## BEGIN Data for this exercise

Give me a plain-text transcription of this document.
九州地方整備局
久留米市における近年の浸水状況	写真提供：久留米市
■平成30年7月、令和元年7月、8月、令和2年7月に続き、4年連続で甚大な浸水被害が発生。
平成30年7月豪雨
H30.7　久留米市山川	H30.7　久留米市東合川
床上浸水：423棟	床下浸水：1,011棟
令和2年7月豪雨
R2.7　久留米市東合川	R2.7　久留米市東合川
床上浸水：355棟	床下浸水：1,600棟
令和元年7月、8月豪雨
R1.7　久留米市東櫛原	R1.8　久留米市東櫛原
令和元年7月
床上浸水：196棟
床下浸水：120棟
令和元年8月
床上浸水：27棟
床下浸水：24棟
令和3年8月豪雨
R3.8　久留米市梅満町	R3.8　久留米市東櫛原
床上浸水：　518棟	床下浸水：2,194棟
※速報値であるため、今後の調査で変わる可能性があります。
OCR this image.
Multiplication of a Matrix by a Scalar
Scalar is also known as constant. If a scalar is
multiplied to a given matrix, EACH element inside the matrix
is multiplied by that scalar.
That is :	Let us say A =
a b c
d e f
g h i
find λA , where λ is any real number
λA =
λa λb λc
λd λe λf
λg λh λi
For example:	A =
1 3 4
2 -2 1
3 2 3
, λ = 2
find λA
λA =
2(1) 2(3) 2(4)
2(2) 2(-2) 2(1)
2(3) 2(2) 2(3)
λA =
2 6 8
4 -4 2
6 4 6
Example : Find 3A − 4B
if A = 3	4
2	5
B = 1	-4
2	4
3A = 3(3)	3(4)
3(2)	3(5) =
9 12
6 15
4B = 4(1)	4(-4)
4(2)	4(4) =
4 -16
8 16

## END Data for this exercise

**Your task**
Every entry needs to be retyped exactly.

**Task solution**
Give me a plain-text transcription of this document.
九州地方整備局
久留米市における近年の浸水状況	写真提供：久留米市
■平成30年7月、令和元年7月、8月、令和2年7月に続き、4年連続で甚大な浸水被害が発生。
平成30年7月豪雨
H30.7　久留米市山川	H30.7　久留米市東合川
床上浸水：423棟	床下浸水：1,011棟
令和2年7月豪雨
R2.7　久留米市東合川	R2.7　久留米市東合川
床上浸水：355棟	床下浸水：1,600棟
令和元年7月、8月豪雨
R1.7　久留米市東櫛原	R1.8　久留米市東櫛原
令和元年7月
床上浸水：196棟
床下浸水：120棟
令和元年8月
床上浸水：27棟
床下浸水：24棟
令和3年8月豪雨
R3.8　久留米市梅満町	R3.8　久留米市東櫛原
床上浸水：　518棟	床下浸水：2,194棟
※速報値であるため、今後の調査で変わる可能性があります。
OCR this image.
Multiplication of a Matrix by a Scalar
Scalar is also known as constant. If a scalar is
multiplied to a given matrix, EACH element inside the matrix
is multiplied by that scalar.
That is :	Let us say A =
a b c
d e f
g h i
find λA , where λ is any real number
λA =
λa λb λc
λd λe λf
λg λh λi
For example:	A =
1 3 4
2 -2 1
3 2 3
, λ = 2
find λA
λA =
2(1) 2(3) 2(4)
2(2) 2(-2) 2(1)
2(3) 2(2) 2(3)
λA =
2 6 8
4 -4 2
6 4 6
Example : Find 3A − 4B
if A = 3	4
2	5
B = 1	-4
2	4
3A = 3(3)	3(4)
3(2)	3(5) =
9 12
6 15
4B = 4(1)	4(-4)
4(2)	4(4) =
4 -16
8 16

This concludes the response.